-- Task --
Output every line of the material exactly, omitting images.

....

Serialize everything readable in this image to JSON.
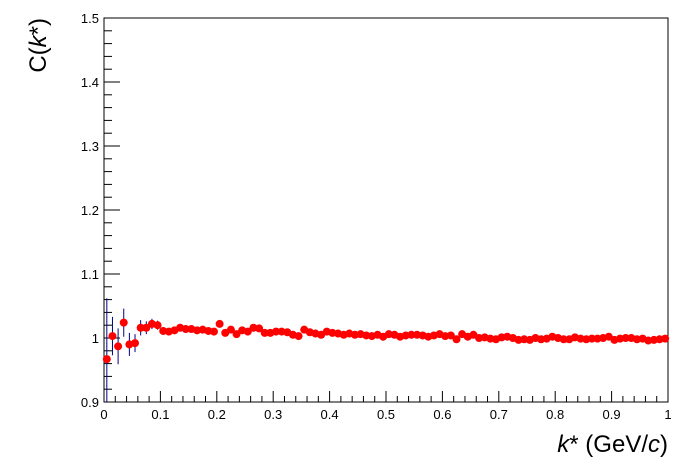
{
  "chart_data": {
    "type": "scatter",
    "xlabel_parts": [
      "k",
      "*",
      " (GeV/",
      "c",
      ")"
    ],
    "ylabel_parts": [
      "C(",
      "k",
      "*)"
    ],
    "xlim": [
      0,
      1
    ],
    "ylim": [
      0.9,
      1.5
    ],
    "x_ticks": [
      "0",
      "0.1",
      "0.2",
      "0.3",
      "0.4",
      "0.5",
      "0.6",
      "0.7",
      "0.8",
      "0.9",
      "1"
    ],
    "y_ticks": [
      "0.9",
      "1",
      "1.1",
      "1.2",
      "1.3",
      "1.4",
      "1.5"
    ],
    "grid": false,
    "marker_color": "#ff0000",
    "errorbar_color": "#00008b",
    "series": [
      {
        "x": [
          0.005,
          0.015,
          0.025,
          0.035,
          0.045,
          0.055,
          0.065,
          0.075,
          0.085,
          0.095,
          0.105,
          0.115,
          0.125,
          0.135,
          0.145,
          0.155,
          0.165,
          0.175,
          0.185,
          0.195,
          0.205,
          0.215,
          0.225,
          0.235,
          0.245,
          0.255,
          0.265,
          0.275,
          0.285,
          0.295,
          0.305,
          0.315,
          0.325,
          0.335,
          0.345,
          0.355,
          0.365,
          0.375,
          0.385,
          0.395,
          0.405,
          0.415,
          0.425,
          0.435,
          0.445,
          0.455,
          0.465,
          0.475,
          0.485,
          0.495,
          0.505,
          0.515,
          0.525,
          0.535,
          0.545,
          0.555,
          0.565,
          0.575,
          0.585,
          0.595,
          0.605,
          0.615,
          0.625,
          0.635,
          0.645,
          0.655,
          0.665,
          0.675,
          0.685,
          0.695,
          0.705,
          0.715,
          0.725,
          0.735,
          0.745,
          0.755,
          0.765,
          0.775,
          0.785,
          0.795,
          0.805,
          0.815,
          0.825,
          0.835,
          0.845,
          0.855,
          0.865,
          0.875,
          0.885,
          0.895,
          0.905,
          0.915,
          0.925,
          0.935,
          0.945,
          0.955,
          0.965,
          0.975,
          0.985,
          0.995
        ],
        "y": [
          0.967,
          1.003,
          0.987,
          1.024,
          0.99,
          0.992,
          1.016,
          1.016,
          1.022,
          1.02,
          1.011,
          1.01,
          1.012,
          1.016,
          1.014,
          1.014,
          1.012,
          1.013,
          1.011,
          1.01,
          1.022,
          1.008,
          1.013,
          1.006,
          1.012,
          1.01,
          1.016,
          1.015,
          1.008,
          1.008,
          1.01,
          1.01,
          1.009,
          1.005,
          1.003,
          1.013,
          1.009,
          1.007,
          1.005,
          1.01,
          1.008,
          1.007,
          1.005,
          1.007,
          1.005,
          1.006,
          1.004,
          1.003,
          1.005,
          1.002,
          1.006,
          1.005,
          1.002,
          1.004,
          1.005,
          1.005,
          1.004,
          1.002,
          1.004,
          1.006,
          1.003,
          1.004,
          0.998,
          1.006,
          1.002,
          1.005,
          1.0,
          1.001,
          0.999,
          0.998,
          1.001,
          1.002,
          1.0,
          0.997,
          0.998,
          0.997,
          1.0,
          0.998,
          0.999,
          1.002,
          1.0,
          0.998,
          0.998,
          1.001,
          0.999,
          0.998,
          0.999,
          0.999,
          1.0,
          1.002,
          0.997,
          0.999,
          1.0,
          1.0,
          0.998,
          0.999,
          0.996,
          0.997,
          0.998,
          0.999
        ],
        "err": [
          0.095,
          0.03,
          0.028,
          0.022,
          0.018,
          0.014,
          0.012,
          0.01,
          0.008,
          0.007,
          0.006,
          0.005,
          0.005,
          0.004,
          0.004,
          0.004,
          0.003,
          0.003,
          0.003,
          0.003,
          0.003,
          0.003,
          0.003,
          0.003,
          0.003,
          0.003,
          0.003,
          0.003,
          0.003,
          0.003,
          0.003,
          0.003,
          0.003,
          0.003,
          0.003,
          0.003,
          0.003,
          0.003,
          0.003,
          0.003,
          0.003,
          0.003,
          0.003,
          0.003,
          0.003,
          0.003,
          0.003,
          0.003,
          0.003,
          0.003,
          0.003,
          0.003,
          0.003,
          0.003,
          0.003,
          0.003,
          0.003,
          0.003,
          0.003,
          0.003,
          0.003,
          0.003,
          0.003,
          0.003,
          0.003,
          0.003,
          0.003,
          0.003,
          0.003,
          0.003,
          0.003,
          0.003,
          0.003,
          0.003,
          0.003,
          0.003,
          0.003,
          0.003,
          0.003,
          0.003,
          0.003,
          0.003,
          0.003,
          0.003,
          0.003,
          0.003,
          0.003,
          0.003,
          0.003,
          0.003,
          0.003,
          0.003,
          0.003,
          0.003,
          0.003,
          0.003,
          0.003,
          0.003,
          0.003,
          0.003
        ]
      }
    ]
  }
}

....

-- Exercise solution --
Serialize everything readable in this image to JSON.
{
  "chart_data": {
    "type": "scatter",
    "xlabel_parts": [
      "k",
      "*",
      " (GeV/",
      "c",
      ")"
    ],
    "ylabel_parts": [
      "C(",
      "k",
      "*)"
    ],
    "xlim": [
      0,
      1
    ],
    "ylim": [
      0.9,
      1.5
    ],
    "x_ticks": [
      "0",
      "0.1",
      "0.2",
      "0.3",
      "0.4",
      "0.5",
      "0.6",
      "0.7",
      "0.8",
      "0.9",
      "1"
    ],
    "y_ticks": [
      "0.9",
      "1",
      "1.1",
      "1.2",
      "1.3",
      "1.4",
      "1.5"
    ],
    "grid": false,
    "marker_color": "#ff0000",
    "errorbar_color": "#00008b",
    "series": [
      {
        "x": [
          0.005,
          0.015,
          0.025,
          0.035,
          0.045,
          0.055,
          0.065,
          0.075,
          0.085,
          0.095,
          0.105,
          0.115,
          0.125,
          0.135,
          0.145,
          0.155,
          0.165,
          0.175,
          0.185,
          0.195,
          0.205,
          0.215,
          0.225,
          0.235,
          0.245,
          0.255,
          0.265,
          0.275,
          0.285,
          0.295,
          0.305,
          0.315,
          0.325,
          0.335,
          0.345,
          0.355,
          0.365,
          0.375,
          0.385,
          0.395,
          0.405,
          0.415,
          0.425,
          0.435,
          0.445,
          0.455,
          0.465,
          0.475,
          0.485,
          0.495,
          0.505,
          0.515,
          0.525,
          0.535,
          0.545,
          0.555,
          0.565,
          0.575,
          0.585,
          0.595,
          0.605,
          0.615,
          0.625,
          0.635,
          0.645,
          0.655,
          0.665,
          0.675,
          0.685,
          0.695,
          0.705,
          0.715,
          0.725,
          0.735,
          0.745,
          0.755,
          0.765,
          0.775,
          0.785,
          0.795,
          0.805,
          0.815,
          0.825,
          0.835,
          0.845,
          0.855,
          0.865,
          0.875,
          0.885,
          0.895,
          0.905,
          0.915,
          0.925,
          0.935,
          0.945,
          0.955,
          0.965,
          0.975,
          0.985,
          0.995
        ],
        "y": [
          0.967,
          1.003,
          0.987,
          1.024,
          0.99,
          0.992,
          1.016,
          1.016,
          1.022,
          1.02,
          1.011,
          1.01,
          1.012,
          1.016,
          1.014,
          1.014,
          1.012,
          1.013,
          1.011,
          1.01,
          1.022,
          1.008,
          1.013,
          1.006,
          1.012,
          1.01,
          1.016,
          1.015,
          1.008,
          1.008,
          1.01,
          1.01,
          1.009,
          1.005,
          1.003,
          1.013,
          1.009,
          1.007,
          1.005,
          1.01,
          1.008,
          1.007,
          1.005,
          1.007,
          1.005,
          1.006,
          1.004,
          1.003,
          1.005,
          1.002,
          1.006,
          1.005,
          1.002,
          1.004,
          1.005,
          1.005,
          1.004,
          1.002,
          1.004,
          1.006,
          1.003,
          1.004,
          0.998,
          1.006,
          1.002,
          1.005,
          1.0,
          1.001,
          0.999,
          0.998,
          1.001,
          1.002,
          1.0,
          0.997,
          0.998,
          0.997,
          1.0,
          0.998,
          0.999,
          1.002,
          1.0,
          0.998,
          0.998,
          1.001,
          0.999,
          0.998,
          0.999,
          0.999,
          1.0,
          1.002,
          0.997,
          0.999,
          1.0,
          1.0,
          0.998,
          0.999,
          0.996,
          0.997,
          0.998,
          0.999
        ],
        "err": [
          0.095,
          0.03,
          0.028,
          0.022,
          0.018,
          0.014,
          0.012,
          0.01,
          0.008,
          0.007,
          0.006,
          0.005,
          0.005,
          0.004,
          0.004,
          0.004,
          0.003,
          0.003,
          0.003,
          0.003,
          0.003,
          0.003,
          0.003,
          0.003,
          0.003,
          0.003,
          0.003,
          0.003,
          0.003,
          0.003,
          0.003,
          0.003,
          0.003,
          0.003,
          0.003,
          0.003,
          0.003,
          0.003,
          0.003,
          0.003,
          0.003,
          0.003,
          0.003,
          0.003,
          0.003,
          0.003,
          0.003,
          0.003,
          0.003,
          0.003,
          0.003,
          0.003,
          0.003,
          0.003,
          0.003,
          0.003,
          0.003,
          0.003,
          0.003,
          0.003,
          0.003,
          0.003,
          0.003,
          0.003,
          0.003,
          0.003,
          0.003,
          0.003,
          0.003,
          0.003,
          0.003,
          0.003,
          0.003,
          0.003,
          0.003,
          0.003,
          0.003,
          0.003,
          0.003,
          0.003,
          0.003,
          0.003,
          0.003,
          0.003,
          0.003,
          0.003,
          0.003,
          0.003,
          0.003,
          0.003,
          0.003,
          0.003,
          0.003,
          0.003,
          0.003,
          0.003,
          0.003,
          0.003,
          0.003,
          0.003
        ]
      }
    ]
  }
}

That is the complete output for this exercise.